• _WRITTEN EXERCISE 1_
Duplicate the records from their start through the line containing "bar bbox=[260, 245, 293, 252]", keeping every line unchanged.

• _SELECTED EXCERPT_
○ ○ ○ ○
I didn't use any cycle count comparisons, but I used a standard digital output connected to a logic analyzer. I would set the output at the beginning of the function and then reset it. The function runs in a massive loop, so the output set/reset timing is negligable. The only difference between the code is how I do the set/reset of the digital line. Here is the fp code that was run on each processor:
In the main funct:
pio_data |= set_mask[2];
IOWR_ALTERA_AVALON_PIO_DATA (USER_PIO_BASE, pio_data);
fsum = TestFloatMult();
pio_data &= reset_mask[2];
IOWR_ALTERA_AVALON_PIO_DATA (USER_PIO_BASE, pio_data);
Fmult benchmark funct (simple mult/accum):
float TestFloatMult(void)
○ ○ ○ ○
• _MATERIAL PROVIDED_
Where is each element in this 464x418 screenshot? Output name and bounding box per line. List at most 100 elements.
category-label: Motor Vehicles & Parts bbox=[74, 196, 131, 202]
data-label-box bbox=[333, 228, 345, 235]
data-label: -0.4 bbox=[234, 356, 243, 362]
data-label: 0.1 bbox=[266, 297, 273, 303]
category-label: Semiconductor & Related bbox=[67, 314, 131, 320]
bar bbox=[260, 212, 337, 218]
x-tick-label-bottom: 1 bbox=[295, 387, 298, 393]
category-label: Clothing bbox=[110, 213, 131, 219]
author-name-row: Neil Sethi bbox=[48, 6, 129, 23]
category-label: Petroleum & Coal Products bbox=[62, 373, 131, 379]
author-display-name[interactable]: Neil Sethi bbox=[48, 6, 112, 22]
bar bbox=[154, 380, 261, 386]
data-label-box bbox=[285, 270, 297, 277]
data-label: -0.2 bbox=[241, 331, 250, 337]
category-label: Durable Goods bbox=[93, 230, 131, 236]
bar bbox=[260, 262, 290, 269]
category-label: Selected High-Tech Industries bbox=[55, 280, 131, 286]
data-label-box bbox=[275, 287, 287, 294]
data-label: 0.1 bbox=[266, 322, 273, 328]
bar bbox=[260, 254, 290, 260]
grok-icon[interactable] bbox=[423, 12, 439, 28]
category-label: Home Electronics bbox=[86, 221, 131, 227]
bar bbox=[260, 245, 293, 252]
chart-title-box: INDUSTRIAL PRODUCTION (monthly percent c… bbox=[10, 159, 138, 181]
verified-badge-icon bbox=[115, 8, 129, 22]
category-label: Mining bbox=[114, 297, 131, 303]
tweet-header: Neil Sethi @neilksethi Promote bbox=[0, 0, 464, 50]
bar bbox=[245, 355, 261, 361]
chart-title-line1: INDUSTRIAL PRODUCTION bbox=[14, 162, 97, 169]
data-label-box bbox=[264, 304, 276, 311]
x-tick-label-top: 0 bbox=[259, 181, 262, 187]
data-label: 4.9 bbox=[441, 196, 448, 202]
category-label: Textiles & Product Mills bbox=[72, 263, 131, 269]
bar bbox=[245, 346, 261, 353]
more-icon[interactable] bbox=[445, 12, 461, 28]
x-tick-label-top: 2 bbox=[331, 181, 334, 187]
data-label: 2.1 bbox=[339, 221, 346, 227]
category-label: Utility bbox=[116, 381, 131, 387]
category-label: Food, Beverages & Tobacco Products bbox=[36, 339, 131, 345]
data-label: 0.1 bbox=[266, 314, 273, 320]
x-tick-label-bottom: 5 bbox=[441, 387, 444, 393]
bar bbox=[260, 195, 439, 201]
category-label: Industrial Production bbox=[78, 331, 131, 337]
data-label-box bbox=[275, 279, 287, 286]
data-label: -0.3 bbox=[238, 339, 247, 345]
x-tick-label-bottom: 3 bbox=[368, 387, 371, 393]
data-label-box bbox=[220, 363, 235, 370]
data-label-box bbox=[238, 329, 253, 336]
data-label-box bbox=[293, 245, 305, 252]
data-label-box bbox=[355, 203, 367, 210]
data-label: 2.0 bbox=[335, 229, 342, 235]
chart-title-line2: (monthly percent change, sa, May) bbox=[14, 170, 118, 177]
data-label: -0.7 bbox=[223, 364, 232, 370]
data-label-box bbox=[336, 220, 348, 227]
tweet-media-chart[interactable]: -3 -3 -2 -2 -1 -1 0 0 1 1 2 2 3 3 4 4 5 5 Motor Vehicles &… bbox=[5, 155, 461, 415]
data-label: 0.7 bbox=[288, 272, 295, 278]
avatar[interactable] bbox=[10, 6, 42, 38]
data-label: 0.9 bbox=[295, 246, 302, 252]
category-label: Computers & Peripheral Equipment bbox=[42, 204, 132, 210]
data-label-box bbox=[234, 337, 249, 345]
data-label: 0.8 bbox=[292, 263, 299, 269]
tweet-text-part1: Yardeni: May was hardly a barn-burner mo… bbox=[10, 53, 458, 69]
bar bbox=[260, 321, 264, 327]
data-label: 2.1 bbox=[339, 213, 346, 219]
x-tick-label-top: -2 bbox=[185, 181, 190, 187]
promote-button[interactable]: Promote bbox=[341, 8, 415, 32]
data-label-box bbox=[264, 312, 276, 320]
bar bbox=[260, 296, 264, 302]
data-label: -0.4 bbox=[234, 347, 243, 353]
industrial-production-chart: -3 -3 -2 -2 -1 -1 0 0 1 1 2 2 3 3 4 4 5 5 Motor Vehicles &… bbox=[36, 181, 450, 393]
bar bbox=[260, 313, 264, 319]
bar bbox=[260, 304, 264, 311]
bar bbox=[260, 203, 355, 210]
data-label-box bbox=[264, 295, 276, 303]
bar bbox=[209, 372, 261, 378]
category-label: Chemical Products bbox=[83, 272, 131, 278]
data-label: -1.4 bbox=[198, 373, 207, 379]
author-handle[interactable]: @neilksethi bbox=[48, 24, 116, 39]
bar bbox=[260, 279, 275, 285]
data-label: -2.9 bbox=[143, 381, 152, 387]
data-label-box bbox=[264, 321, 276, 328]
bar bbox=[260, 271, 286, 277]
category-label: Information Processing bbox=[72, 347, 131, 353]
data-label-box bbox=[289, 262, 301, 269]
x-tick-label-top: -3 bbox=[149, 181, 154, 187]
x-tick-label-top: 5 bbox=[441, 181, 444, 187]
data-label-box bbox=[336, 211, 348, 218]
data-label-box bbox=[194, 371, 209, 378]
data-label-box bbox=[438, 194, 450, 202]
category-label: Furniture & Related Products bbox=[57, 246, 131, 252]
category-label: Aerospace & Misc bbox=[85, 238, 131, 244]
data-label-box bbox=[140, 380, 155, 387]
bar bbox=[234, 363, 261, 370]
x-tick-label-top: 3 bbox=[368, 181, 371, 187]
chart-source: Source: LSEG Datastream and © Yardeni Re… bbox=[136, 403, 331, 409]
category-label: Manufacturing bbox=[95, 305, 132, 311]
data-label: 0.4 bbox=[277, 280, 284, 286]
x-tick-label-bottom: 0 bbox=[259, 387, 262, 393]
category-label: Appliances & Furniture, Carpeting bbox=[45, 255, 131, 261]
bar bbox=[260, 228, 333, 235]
○ ○ ○ ○
• _WRITTEN EXERCISE 2_
In the benchmarking post, why is the timing of setting and resetting the digital output negligible?

• _COMPLETE OUTPUT 1_
Where is each element in this 464x418 screenshot? Output name and bounding box per line. List at most 100 elements.
category-label: Motor Vehicles & Parts bbox=[74, 196, 131, 202]
data-label-box bbox=[333, 228, 345, 235]
data-label: -0.4 bbox=[234, 356, 243, 362]
data-label: 0.1 bbox=[266, 297, 273, 303]
category-label: Semiconductor & Related bbox=[67, 314, 131, 320]
bar bbox=[260, 212, 337, 218]
x-tick-label-bottom: 1 bbox=[295, 387, 298, 393]
category-label: Clothing bbox=[110, 213, 131, 219]
author-name-row: Neil Sethi bbox=[48, 6, 129, 23]
category-label: Petroleum & Coal Products bbox=[62, 373, 131, 379]
author-display-name[interactable]: Neil Sethi bbox=[48, 6, 112, 22]
bar bbox=[154, 380, 261, 386]
data-label-box bbox=[285, 270, 297, 277]
data-label: -0.2 bbox=[241, 331, 250, 337]
category-label: Durable Goods bbox=[93, 230, 131, 236]
bar bbox=[260, 262, 290, 269]
category-label: Selected High-Tech Industries bbox=[55, 280, 131, 286]
data-label-box bbox=[275, 287, 287, 294]
data-label: 0.1 bbox=[266, 322, 273, 328]
bar bbox=[260, 254, 290, 260]
grok-icon[interactable] bbox=[423, 12, 439, 28]
category-label: Home Electronics bbox=[86, 221, 131, 227]
bar bbox=[260, 245, 293, 252]

• _COMPLETE OUTPUT 2_
The timing is negligible because the function being measured runs in a massive loop, so the brief set and reset of the output adds very little to the measured time.